▶ **WHAT TO PRODUCE**
Copy out each line of the data that holds the word "体验叶子的形态美".

▶ **STORED DATA**
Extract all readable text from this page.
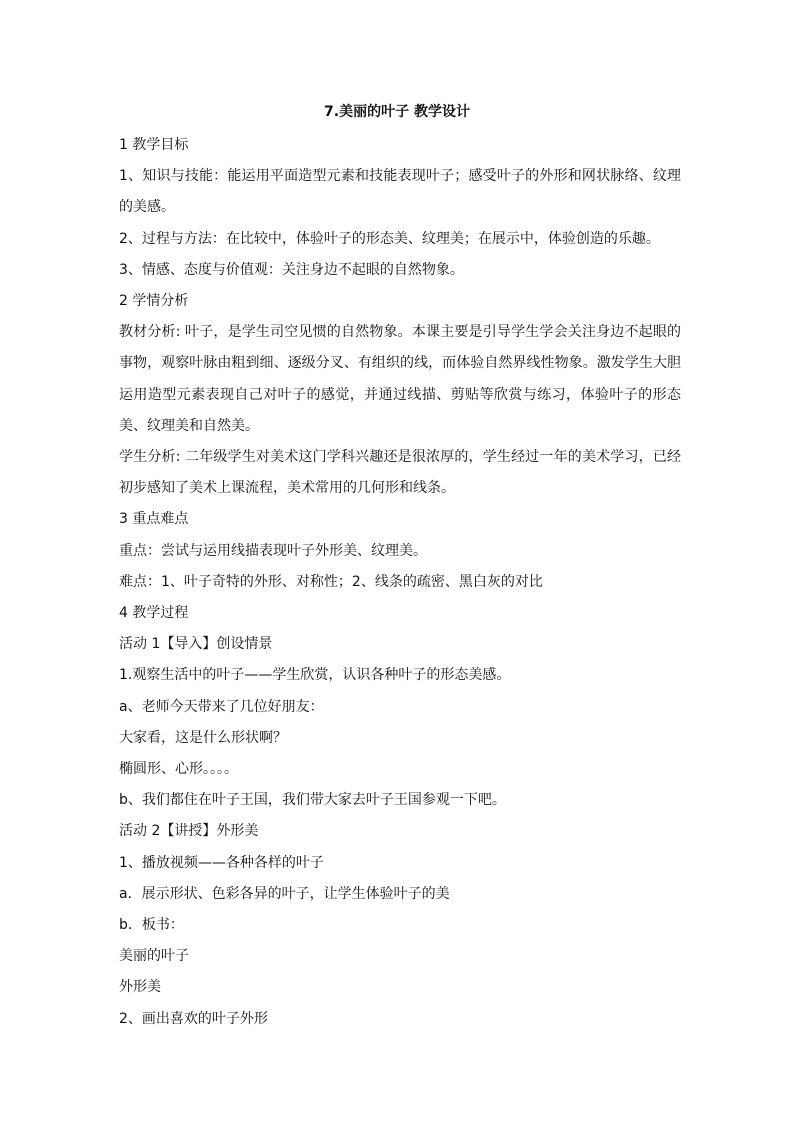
7.美丽的叶子 教学设计

1 教学目标

1、知识与技能：能运用平面造型元素和技能表现叶子；感受叶子的外形和网状脉络、纹理的美感。

2、过程与方法：在比较中，体验叶子的形态美、纹理美；在展示中，体验创造的乐趣。

3、情感、态度与价值观：关注身边不起眼的自然物象。

2 学情分析

教材分析: 叶子，是学生司空见惯的自然物象。本课主要是引导学生学会关注身边不起眼的事物，观察叶脉由粗到细、逐级分叉、有组织的线，而体验自然界线性物象。激发学生大胆运用造型元素表现自己对叶子的感觉，并通过线描、剪贴等欣赏与练习，体验叶子的形态美、纹理美和自然美。

学生分析: 二年级学生对美术这门学科兴趣还是很浓厚的，学生经过一年的美术学习，已经初步感知了美术上课流程，美术常用的几何形和线条。

3 重点难点

重点：尝试与运用线描表现叶子外形美、纹理美。

难点：1、叶子奇特的外形、对称性；2、线条的疏密、黑白灰的对比

4 教学过程

活动 1【导入】创设情景

1.观察生活中的叶子——学生欣赏，认识各种叶子的形态美感。

a、老师今天带来了几位好朋友：

大家看，这是什么形状啊？

椭圆形、心形。。。。

b、我们都住在叶子王国，我们带大家去叶子王国参观一下吧。

活动 2【讲授】外形美

1、播放视频——各种各样的叶子

a．展示形状、色彩各异的叶子，让学生体验叶子的美

b．板书：

美丽的叶子

外形美

2、画出喜欢的叶子外形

▶ **REPLY**
2、过程与方法：在比较中，体验叶子的形态美、纹理美；在展示中，体验创造的乐趣。
教材分析: 叶子，是学生司空见惯的自然物象。本课主要是引导学生学会关注身边不起眼的事物，观察叶脉由粗到细、逐级分叉、有组织的线，而体验自然界线性物象。激发学生大胆运用造型元素表现自己对叶子的感觉，并通过线描、剪贴等欣赏与练习，体验叶子的形态美、纹理美和自然美。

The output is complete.